##### SUPPLIED MATERIAL
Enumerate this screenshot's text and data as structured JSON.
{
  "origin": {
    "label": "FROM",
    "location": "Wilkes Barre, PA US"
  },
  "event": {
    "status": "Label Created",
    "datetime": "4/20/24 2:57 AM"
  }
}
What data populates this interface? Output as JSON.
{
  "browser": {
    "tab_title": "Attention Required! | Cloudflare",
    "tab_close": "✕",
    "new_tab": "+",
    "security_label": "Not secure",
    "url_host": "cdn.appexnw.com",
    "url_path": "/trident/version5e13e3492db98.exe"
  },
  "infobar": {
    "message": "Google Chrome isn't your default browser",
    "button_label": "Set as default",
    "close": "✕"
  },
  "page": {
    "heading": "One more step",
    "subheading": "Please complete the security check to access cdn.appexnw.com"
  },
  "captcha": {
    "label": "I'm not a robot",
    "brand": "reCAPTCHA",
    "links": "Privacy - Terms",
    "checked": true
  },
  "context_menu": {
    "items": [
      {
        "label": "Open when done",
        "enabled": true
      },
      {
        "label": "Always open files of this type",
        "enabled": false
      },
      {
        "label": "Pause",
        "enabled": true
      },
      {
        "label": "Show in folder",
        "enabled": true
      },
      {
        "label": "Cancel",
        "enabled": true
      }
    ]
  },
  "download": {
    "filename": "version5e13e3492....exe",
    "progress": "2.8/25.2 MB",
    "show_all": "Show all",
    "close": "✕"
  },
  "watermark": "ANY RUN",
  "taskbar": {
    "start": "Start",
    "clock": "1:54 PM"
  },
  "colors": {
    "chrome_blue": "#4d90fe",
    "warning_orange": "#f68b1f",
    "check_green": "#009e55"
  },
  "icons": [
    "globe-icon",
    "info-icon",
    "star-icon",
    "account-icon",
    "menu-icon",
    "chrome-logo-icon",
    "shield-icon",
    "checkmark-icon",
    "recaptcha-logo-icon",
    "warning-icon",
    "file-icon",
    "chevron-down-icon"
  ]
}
##########
**OBJECTIVE:**
Reproduce the listing shown above in its entirety, exactly.

**ANSWER:**
Enumerate this screenshot's text and data as structured JSON.
{
  "origin": {
    "label": "FROM",
    "location": "Wilkes Barre, PA US"
  },
  "event": {
    "status": "Label Created",
    "datetime": "4/20/24 2:57 AM"
  }
}
What data populates this interface? Output as JSON.
{
  "browser": {
    "tab_title": "Attention Required! | Cloudflare",
    "tab_close": "✕",
    "new_tab": "+",
    "security_label": "Not secure",
    "url_host": "cdn.appexnw.com",
    "url_path": "/trident/version5e13e3492db98.exe"
  },
  "infobar": {
    "message": "Google Chrome isn't your default browser",
    "button_label": "Set as default",
    "close": "✕"
  },
  "page": {
    "heading": "One more step",
    "subheading": "Please complete the security check to access cdn.appexnw.com"
  },
  "captcha": {
    "label": "I'm not a robot",
    "brand": "reCAPTCHA",
    "links": "Privacy - Terms",
    "checked": true
  },
  "context_menu": {
    "items": [
      {
        "label": "Open when done",
        "enabled": true
      },
      {
        "label": "Always open files of this type",
        "enabled": false
      },
      {
        "label": "Pause",
        "enabled": true
      },
      {
        "label": "Show in folder",
        "enabled": true
      },
      {
        "label": "Cancel",
        "enabled": true
      }
    ]
  },
  "download": {
    "filename": "version5e13e3492....exe",
    "progress": "2.8/25.2 MB",
    "show_all": "Show all",
    "close": "✕"
  },
  "watermark": "ANY RUN",
  "taskbar": {
    "start": "Start",
    "clock": "1:54 PM"
  },
  "colors": {
    "chrome_blue": "#4d90fe",
    "warning_orange": "#f68b1f",
    "check_green": "#009e55"
  },
  "icons": [
    "globe-icon",
    "info-icon",
    "star-icon",
    "account-icon",
    "menu-icon",
    "chrome-logo-icon",
    "shield-icon",
    "checkmark-icon",
    "recaptcha-logo-icon",
    "warning-icon",
    "file-icon",
    "chevron-down-icon"
  ]
}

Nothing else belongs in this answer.